----- MATERIAL SHOWN -----
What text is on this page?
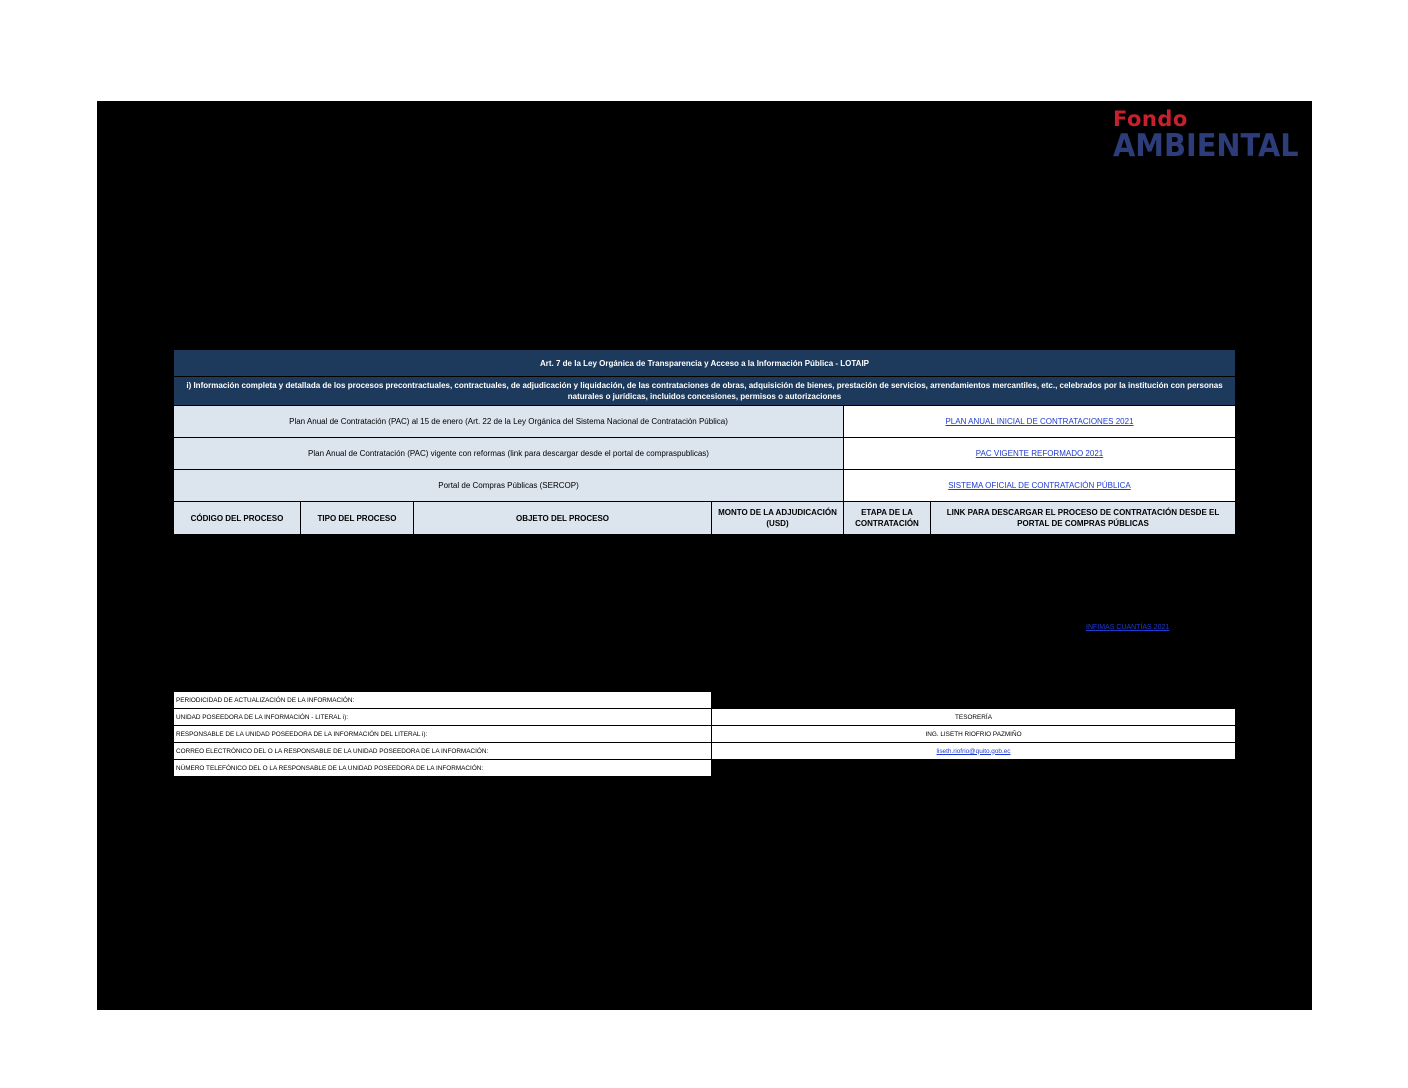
Fondo
AMBIENTAL
Art. 7 de la Ley Orgánica de Transparencia y Acceso a la Información Pública - LOTAIP					
i) Información completa y detallada de los procesos precontractuales, contractuales, de adjudicación y liquidación, de las contrataciones de obras, adquisición de bienes, prestación de servicios, arrendamientos mercantiles, etc., celebrados por la institución con personas naturales o jurídicas, incluidos concesiones, permisos o autorizaciones					
Plan Anual de Contratación (PAC) al 15 de enero (Art. 22 de la Ley Orgánica del Sistema Nacional de Contratación Pública)				PLAN ANUAL INICIAL DE CONTRATACIONES 2021	
Plan Anual de Contratación (PAC) vigente con reformas (link para descargar desde el portal de compraspublicas)				PAC VIGENTE REFORMADO 2021	
Portal de Compras Públicas (SERCOP)				SISTEMA OFICIAL DE CONTRATACIÓN PÚBLICA	
CÓDIGO DEL PROCESO	TIPO DEL PROCESO	OBJETO DEL PROCESO	MONTO DE LA ADJUDICACIÓN (USD)	ETAPA DE LA CONTRATACIÓN	LINK PARA DESCARGAR EL PROCESO DE CONTRATACIÓN DESDE EL PORTAL DE COMPRAS PÚBLICAS
INFIMAS CUANTÍAS 2021
PERIODICIDAD DE ACTUALIZACIÓN DE LA INFORMACIÓN:	
UNIDAD POSEEDORA DE LA INFORMACIÓN - LITERAL i):	TESORERÍA
RESPONSABLE DE LA UNIDAD POSEEDORA DE LA INFORMACIÓN DEL LITERAL i):	ING. LISETH RIOFRIO PAZMIÑO
CORREO ELECTRÓNICO DEL O LA RESPONSABLE DE LA UNIDAD POSEEDORA DE LA INFORMACIÓN:	liseth.riofrio@quito.gob.ec
NÚMERO TELEFÓNICO DEL O LA RESPONSABLE DE LA UNIDAD POSEEDORA DE LA INFORMACIÓN:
-----
*WHAT TO PRODUCE*. Keep the pictures out of the copy and return the rest of the data above exactly.

*EXERCISE SOLUTION*.
What text is on this page?
Fondo
AMBIENTAL
Art. 7 de la Ley Orgánica de Transparencia y Acceso a la Información Pública - LOTAIP					
i) Información completa y detallada de los procesos precontractuales, contractuales, de adjudicación y liquidación, de las contrataciones de obras, adquisición de bienes, prestación de servicios, arrendamientos mercantiles, etc., celebrados por la institución con personas naturales o jurídicas, incluidos concesiones, permisos o autorizaciones					
Plan Anual de Contratación (PAC) al 15 de enero (Art. 22 de la Ley Orgánica del Sistema Nacional de Contratación Pública)				PLAN ANUAL INICIAL DE CONTRATACIONES 2021	
Plan Anual de Contratación (PAC) vigente con reformas (link para descargar desde el portal de compraspublicas)				PAC VIGENTE REFORMADO 2021	
Portal de Compras Públicas (SERCOP)				SISTEMA OFICIAL DE CONTRATACIÓN PÚBLICA	
CÓDIGO DEL PROCESO	TIPO DEL PROCESO	OBJETO DEL PROCESO	MONTO DE LA ADJUDICACIÓN (USD)	ETAPA DE LA CONTRATACIÓN	LINK PARA DESCARGAR EL PROCESO DE CONTRATACIÓN DESDE EL PORTAL DE COMPRAS PÚBLICAS
INFIMAS CUANTÍAS 2021
PERIODICIDAD DE ACTUALIZACIÓN DE LA INFORMACIÓN:	
UNIDAD POSEEDORA DE LA INFORMACIÓN - LITERAL i):	TESORERÍA
RESPONSABLE DE LA UNIDAD POSEEDORA DE LA INFORMACIÓN DEL LITERAL i):	ING. LISETH RIOFRIO PAZMIÑO
CORREO ELECTRÓNICO DEL O LA RESPONSABLE DE LA UNIDAD POSEEDORA DE LA INFORMACIÓN:	liseth.riofrio@quito.gob.ec
NÚMERO TELEFÓNICO DEL O LA RESPONSABLE DE LA UNIDAD POSEEDORA DE LA INFORMACIÓN:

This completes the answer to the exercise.